(Saved entries)
==========

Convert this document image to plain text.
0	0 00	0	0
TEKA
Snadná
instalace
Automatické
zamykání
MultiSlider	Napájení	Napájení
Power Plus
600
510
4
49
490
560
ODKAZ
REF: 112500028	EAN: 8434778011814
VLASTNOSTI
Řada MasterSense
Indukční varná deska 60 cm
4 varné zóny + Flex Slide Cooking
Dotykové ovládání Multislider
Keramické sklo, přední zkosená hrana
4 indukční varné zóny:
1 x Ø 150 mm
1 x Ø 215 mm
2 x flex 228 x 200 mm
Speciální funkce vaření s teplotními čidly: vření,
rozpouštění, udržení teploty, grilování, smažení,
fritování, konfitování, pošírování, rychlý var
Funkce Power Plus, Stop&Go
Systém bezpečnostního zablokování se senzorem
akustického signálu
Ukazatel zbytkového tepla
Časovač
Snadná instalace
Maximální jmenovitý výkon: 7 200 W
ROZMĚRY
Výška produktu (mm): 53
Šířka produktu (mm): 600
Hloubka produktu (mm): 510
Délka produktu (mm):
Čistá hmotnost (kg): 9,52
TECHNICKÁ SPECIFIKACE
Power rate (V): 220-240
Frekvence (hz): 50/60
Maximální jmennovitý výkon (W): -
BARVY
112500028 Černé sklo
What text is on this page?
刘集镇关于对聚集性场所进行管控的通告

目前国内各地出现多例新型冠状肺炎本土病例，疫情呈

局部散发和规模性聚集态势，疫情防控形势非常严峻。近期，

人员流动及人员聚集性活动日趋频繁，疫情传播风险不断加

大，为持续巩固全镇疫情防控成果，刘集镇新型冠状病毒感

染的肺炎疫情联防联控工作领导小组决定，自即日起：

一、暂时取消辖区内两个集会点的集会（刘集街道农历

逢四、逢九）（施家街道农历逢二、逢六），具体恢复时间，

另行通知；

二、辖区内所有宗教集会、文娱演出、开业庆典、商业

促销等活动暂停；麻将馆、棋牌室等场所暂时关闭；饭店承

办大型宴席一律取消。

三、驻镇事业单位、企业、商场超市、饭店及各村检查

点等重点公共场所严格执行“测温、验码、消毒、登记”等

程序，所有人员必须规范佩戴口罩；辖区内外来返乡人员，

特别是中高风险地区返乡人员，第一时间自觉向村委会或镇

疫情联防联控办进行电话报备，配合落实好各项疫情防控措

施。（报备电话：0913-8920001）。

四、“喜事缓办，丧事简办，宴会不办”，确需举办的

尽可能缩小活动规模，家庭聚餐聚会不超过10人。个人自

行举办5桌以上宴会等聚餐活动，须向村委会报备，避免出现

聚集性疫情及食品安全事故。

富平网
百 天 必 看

==========

### BRIEF
Give every line of the material again, exactly as it reads.

### REPLY TO THE TASK
Convert this document image to plain text.
0	0 00	0	0
TEKA
Snadná
instalace
Automatické
zamykání
MultiSlider	Napájení	Napájení
Power Plus
600
510
4
49
490
560
ODKAZ
REF: 112500028	EAN: 8434778011814
VLASTNOSTI
Řada MasterSense
Indukční varná deska 60 cm
4 varné zóny + Flex Slide Cooking
Dotykové ovládání Multislider
Keramické sklo, přední zkosená hrana
4 indukční varné zóny:
1 x Ø 150 mm
1 x Ø 215 mm
2 x flex 228 x 200 mm
Speciální funkce vaření s teplotními čidly: vření,
rozpouštění, udržení teploty, grilování, smažení,
fritování, konfitování, pošírování, rychlý var
Funkce Power Plus, Stop&Go
Systém bezpečnostního zablokování se senzorem
akustického signálu
Ukazatel zbytkového tepla
Časovač
Snadná instalace
Maximální jmenovitý výkon: 7 200 W
ROZMĚRY
Výška produktu (mm): 53
Šířka produktu (mm): 600
Hloubka produktu (mm): 510
Délka produktu (mm):
Čistá hmotnost (kg): 9,52
TECHNICKÁ SPECIFIKACE
Power rate (V): 220-240
Frekvence (hz): 50/60
Maximální jmennovitý výkon (W): -
BARVY
112500028 Černé sklo
What text is on this page?
刘集镇关于对聚集性场所进行管控的通告

目前国内各地出现多例新型冠状肺炎本土病例，疫情呈

局部散发和规模性聚集态势，疫情防控形势非常严峻。近期，

人员流动及人员聚集性活动日趋频繁，疫情传播风险不断加

大，为持续巩固全镇疫情防控成果，刘集镇新型冠状病毒感

染的肺炎疫情联防联控工作领导小组决定，自即日起：

一、暂时取消辖区内两个集会点的集会（刘集街道农历

逢四、逢九）（施家街道农历逢二、逢六），具体恢复时间，

另行通知；

二、辖区内所有宗教集会、文娱演出、开业庆典、商业

促销等活动暂停；麻将馆、棋牌室等场所暂时关闭；饭店承

办大型宴席一律取消。

三、驻镇事业单位、企业、商场超市、饭店及各村检查

点等重点公共场所严格执行“测温、验码、消毒、登记”等

程序，所有人员必须规范佩戴口罩；辖区内外来返乡人员，

特别是中高风险地区返乡人员，第一时间自觉向村委会或镇

疫情联防联控办进行电话报备，配合落实好各项疫情防控措

施。（报备电话：0913-8920001）。

四、“喜事缓办，丧事简办，宴会不办”，确需举办的

尽可能缩小活动规模，家庭聚餐聚会不超过10人。个人自

行举办5桌以上宴会等聚餐活动，须向村委会报备，避免出现

聚集性疫情及食品安全事故。

富平网
百 天 必 看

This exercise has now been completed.